Exercise instructions ::
Without including any pictures, write out all the entries exactly.

Task inputs ::
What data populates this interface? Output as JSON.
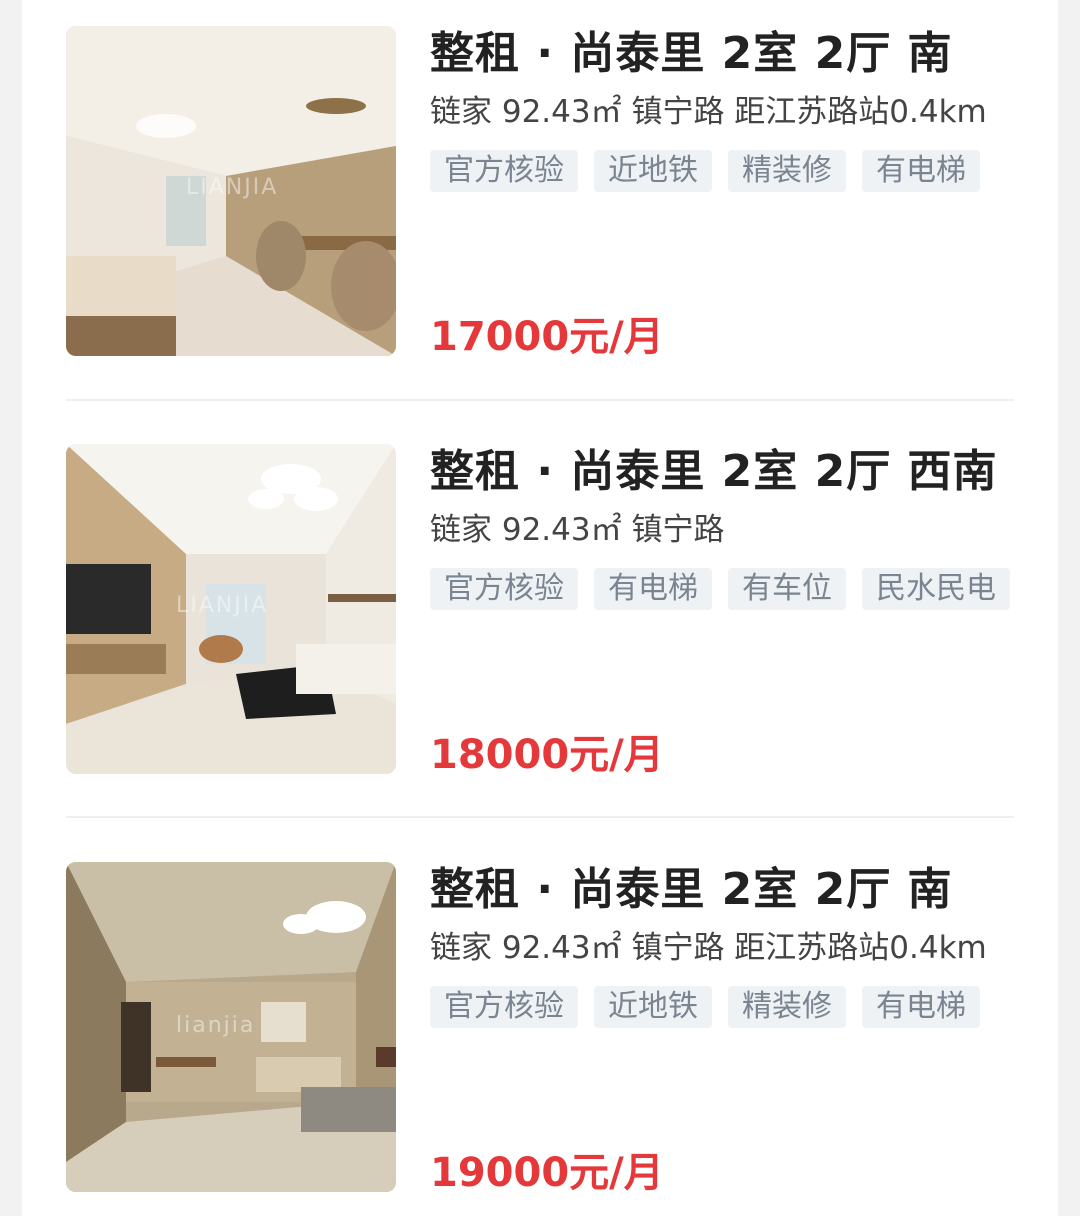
{
  "listings": [
    {
      "title": "整租 · 尚泰里 2室 2厅 南",
      "meta": "链家 92.43㎡ 镇宁路 距江苏路站0.4km",
      "tags": [
        "官方核验",
        "近地铁",
        "精装修",
        "有电梯"
      ],
      "price": "17000元/月",
      "photo_icon": "living-room-photo"
    },
    {
      "title": "整租 · 尚泰里 2室 2厅 西南",
      "meta": "链家 92.43㎡ 镇宁路",
      "tags": [
        "官方核验",
        "有电梯",
        "有车位",
        "民水民电"
      ],
      "price": "18000元/月",
      "photo_icon": "living-room-photo",
      "watermark": "LIANJIA"
    },
    {
      "title": "整租 · 尚泰里 2室 2厅 南",
      "meta": "链家 92.43㎡ 镇宁路 距江苏路站0.4km",
      "tags": [
        "官方核验",
        "近地铁",
        "精装修",
        "有电梯"
      ],
      "price": "19000元/月",
      "photo_icon": "living-room-photo",
      "watermark": "lianjia"
    }
  ],
  "colors": {
    "price": "#e5383b",
    "tag_bg": "#eef2f5",
    "tag_text": "#7b8591",
    "title": "#222222"
  }
}
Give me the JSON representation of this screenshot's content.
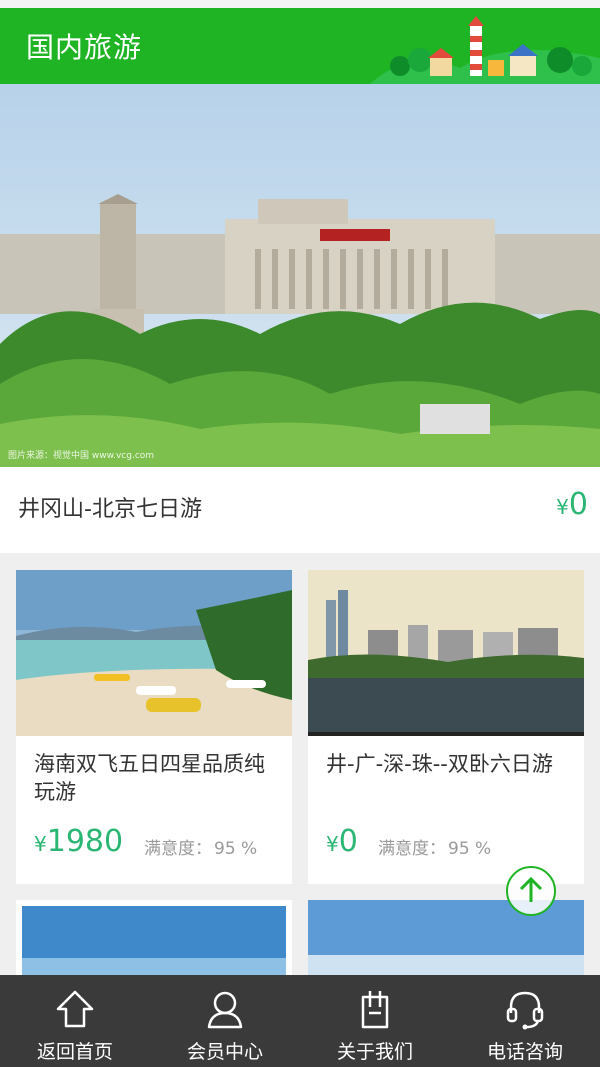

Result of this task ::
What data populates this interface? Output as JSON.
{
  "listings": [
    {
      "title": "整租 · 尚泰里 2室 2厅 南",
      "meta": "链家 92.43㎡ 镇宁路 距江苏路站0.4km",
      "tags": [
        "官方核验",
        "近地铁",
        "精装修",
        "有电梯"
      ],
      "price": "17000元/月",
      "photo_icon": "living-room-photo"
    },
    {
      "title": "整租 · 尚泰里 2室 2厅 西南",
      "meta": "链家 92.43㎡ 镇宁路",
      "tags": [
        "官方核验",
        "有电梯",
        "有车位",
        "民水民电"
      ],
      "price": "18000元/月",
      "photo_icon": "living-room-photo",
      "watermark": "LIANJIA"
    },
    {
      "title": "整租 · 尚泰里 2室 2厅 南",
      "meta": "链家 92.43㎡ 镇宁路 距江苏路站0.4km",
      "tags": [
        "官方核验",
        "近地铁",
        "精装修",
        "有电梯"
      ],
      "price": "19000元/月",
      "photo_icon": "living-room-photo",
      "watermark": "lianjia"
    }
  ],
  "colors": {
    "price": "#e5383b",
    "tag_bg": "#eef2f5",
    "tag_text": "#7b8591",
    "title": "#222222"
  }
}
Give me the JSON representation of this screenshot's content.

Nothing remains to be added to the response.